-- Begin Information supplied --

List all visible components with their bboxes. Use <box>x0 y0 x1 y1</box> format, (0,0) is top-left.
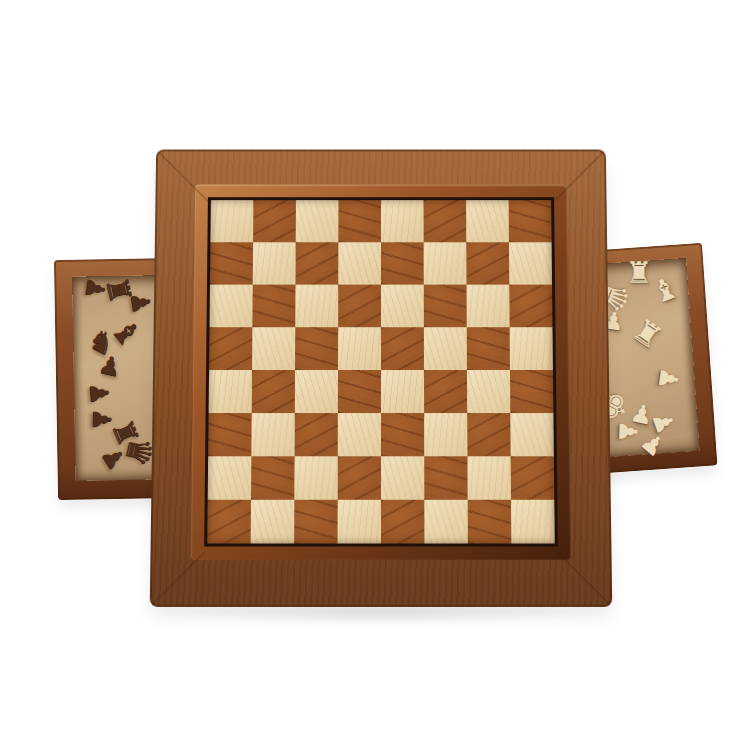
product-photo: ♟♜♟♝♞♟♟♟♜♛♟ ♜♝♛♟♜♟♚♟♟♟♟ <box>0 0 750 750</box>
square-c1 <box>294 500 338 544</box>
square-c7 <box>295 242 338 284</box>
square-e4 <box>381 370 424 413</box>
square-h5 <box>510 327 553 370</box>
square-h6 <box>509 285 552 328</box>
square-c3 <box>295 413 338 456</box>
left-drawer-pawn: ♟ <box>86 381 113 406</box>
square-e5 <box>381 327 424 370</box>
square-f2 <box>424 456 467 499</box>
square-f5 <box>424 327 467 370</box>
square-a1 <box>207 500 251 544</box>
square-a6 <box>210 285 253 328</box>
square-b1 <box>251 500 295 544</box>
square-b3 <box>251 413 294 456</box>
square-a7 <box>210 242 253 284</box>
square-f4 <box>424 370 467 413</box>
square-e2 <box>381 456 424 499</box>
square-g1 <box>468 500 512 544</box>
square-c8 <box>296 200 339 242</box>
square-e6 <box>381 285 424 328</box>
square-c6 <box>295 285 338 328</box>
square-g5 <box>467 327 510 370</box>
square-d7 <box>338 242 381 284</box>
square-b5 <box>252 327 295 370</box>
square-f7 <box>424 242 467 284</box>
square-a4 <box>209 370 252 413</box>
square-h4 <box>510 370 553 413</box>
square-h1 <box>511 500 555 544</box>
square-a2 <box>208 456 252 499</box>
chess-box <box>150 149 613 606</box>
right-drawer-pawn: ♟ <box>654 366 682 392</box>
square-d3 <box>338 413 381 456</box>
board-pinline <box>204 197 558 546</box>
square-h8 <box>509 200 552 242</box>
square-b8 <box>253 200 296 242</box>
square-d5 <box>338 327 381 370</box>
square-d1 <box>338 500 381 544</box>
right-drawer-pawn: ♟ <box>615 420 641 443</box>
board-bevel-frame <box>191 185 571 560</box>
square-d2 <box>338 456 381 499</box>
square-e8 <box>381 200 424 242</box>
square-h3 <box>510 413 554 456</box>
square-b4 <box>252 370 295 413</box>
square-a8 <box>210 200 253 242</box>
square-d6 <box>338 285 381 328</box>
square-f3 <box>424 413 467 456</box>
square-g4 <box>467 370 510 413</box>
square-a3 <box>208 413 252 456</box>
square-d4 <box>338 370 381 413</box>
square-f6 <box>424 285 467 328</box>
square-f8 <box>424 200 467 242</box>
square-h7 <box>509 242 552 284</box>
square-g2 <box>467 456 511 499</box>
square-d8 <box>338 200 381 242</box>
square-e3 <box>381 413 424 456</box>
square-g3 <box>467 413 510 456</box>
square-g8 <box>466 200 509 242</box>
square-b7 <box>253 242 296 284</box>
right-drawer-rook: ♜ <box>627 313 667 354</box>
square-g7 <box>466 242 509 284</box>
square-b6 <box>252 285 295 328</box>
square-f1 <box>424 500 468 544</box>
square-b2 <box>251 456 295 499</box>
square-c5 <box>295 327 338 370</box>
square-c2 <box>294 456 337 499</box>
square-e7 <box>381 242 424 284</box>
right-drawer-bishop: ♝ <box>647 272 683 310</box>
square-c4 <box>295 370 338 413</box>
square-h2 <box>511 456 555 499</box>
square-e1 <box>381 500 424 544</box>
left-drawer-pawn: ♟ <box>96 351 123 380</box>
chess-board <box>207 200 555 543</box>
square-a5 <box>209 327 252 370</box>
square-g6 <box>467 285 510 328</box>
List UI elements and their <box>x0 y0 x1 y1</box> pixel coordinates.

-- End Information supplied --

■ Exercise directions
Rewrite all the entries above with "right-drawer-pawn" changed to "right-tray-pawn" everywhere it occurs and nothing else altered. Omit the pictures from your answer.

■ Expected answer
List all visible components with their bboxes. Use <box>x0 y0 x1 y1</box> format, (0,0) is top-left.
product-photo: ♟♜♟♝♞♟♟♟♜♛♟ ♜♝♛♟♜♟♚♟♟♟♟ <box>0 0 750 750</box>
square-c1 <box>294 500 338 544</box>
square-c7 <box>295 242 338 284</box>
square-e4 <box>381 370 424 413</box>
square-h5 <box>510 327 553 370</box>
square-h6 <box>509 285 552 328</box>
square-c3 <box>295 413 338 456</box>
left-drawer-pawn: ♟ <box>86 381 113 406</box>
square-e5 <box>381 327 424 370</box>
square-f2 <box>424 456 467 499</box>
square-f5 <box>424 327 467 370</box>
square-a1 <box>207 500 251 544</box>
square-a6 <box>210 285 253 328</box>
square-b1 <box>251 500 295 544</box>
square-b3 <box>251 413 294 456</box>
square-a7 <box>210 242 253 284</box>
square-f4 <box>424 370 467 413</box>
square-e2 <box>381 456 424 499</box>
square-g1 <box>468 500 512 544</box>
square-c8 <box>296 200 339 242</box>
square-e6 <box>381 285 424 328</box>
square-c6 <box>295 285 338 328</box>
square-g5 <box>467 327 510 370</box>
square-d7 <box>338 242 381 284</box>
square-b5 <box>252 327 295 370</box>
square-f7 <box>424 242 467 284</box>
square-a4 <box>209 370 252 413</box>
square-h4 <box>510 370 553 413</box>
square-h1 <box>511 500 555 544</box>
square-a2 <box>208 456 252 499</box>
chess-box <box>150 149 613 606</box>
right-tray-pawn: ♟ <box>654 366 682 392</box>
square-d3 <box>338 413 381 456</box>
board-pinline <box>204 197 558 546</box>
square-h8 <box>509 200 552 242</box>
square-b8 <box>253 200 296 242</box>
square-d5 <box>338 327 381 370</box>
square-d1 <box>338 500 381 544</box>
right-tray-pawn: ♟ <box>615 420 641 443</box>
board-bevel-frame <box>191 185 571 560</box>
square-d2 <box>338 456 381 499</box>
square-e8 <box>381 200 424 242</box>
square-h3 <box>510 413 554 456</box>
square-b4 <box>252 370 295 413</box>
square-a8 <box>210 200 253 242</box>
square-d6 <box>338 285 381 328</box>
square-f3 <box>424 413 467 456</box>
square-g4 <box>467 370 510 413</box>
square-a3 <box>208 413 252 456</box>
square-d4 <box>338 370 381 413</box>
square-f6 <box>424 285 467 328</box>
square-f8 <box>424 200 467 242</box>
square-h7 <box>509 242 552 284</box>
square-g2 <box>467 456 511 499</box>
square-d8 <box>338 200 381 242</box>
square-e3 <box>381 413 424 456</box>
square-g3 <box>467 413 510 456</box>
square-g8 <box>466 200 509 242</box>
square-b7 <box>253 242 296 284</box>
right-drawer-rook: ♜ <box>627 313 667 354</box>
square-g7 <box>466 242 509 284</box>
square-b6 <box>252 285 295 328</box>
square-f1 <box>424 500 468 544</box>
square-b2 <box>251 456 295 499</box>
square-c5 <box>295 327 338 370</box>
square-c2 <box>294 456 337 499</box>
square-e7 <box>381 242 424 284</box>
right-drawer-bishop: ♝ <box>647 272 683 310</box>
square-c4 <box>295 370 338 413</box>
square-h2 <box>511 456 555 499</box>
square-e1 <box>381 500 424 544</box>
left-drawer-pawn: ♟ <box>96 351 123 380</box>
chess-board <box>207 200 555 543</box>
square-a5 <box>209 327 252 370</box>
square-g6 <box>467 285 510 328</box>
List UI elements and their <box>x0 y0 x1 y1</box> pixel coordinates.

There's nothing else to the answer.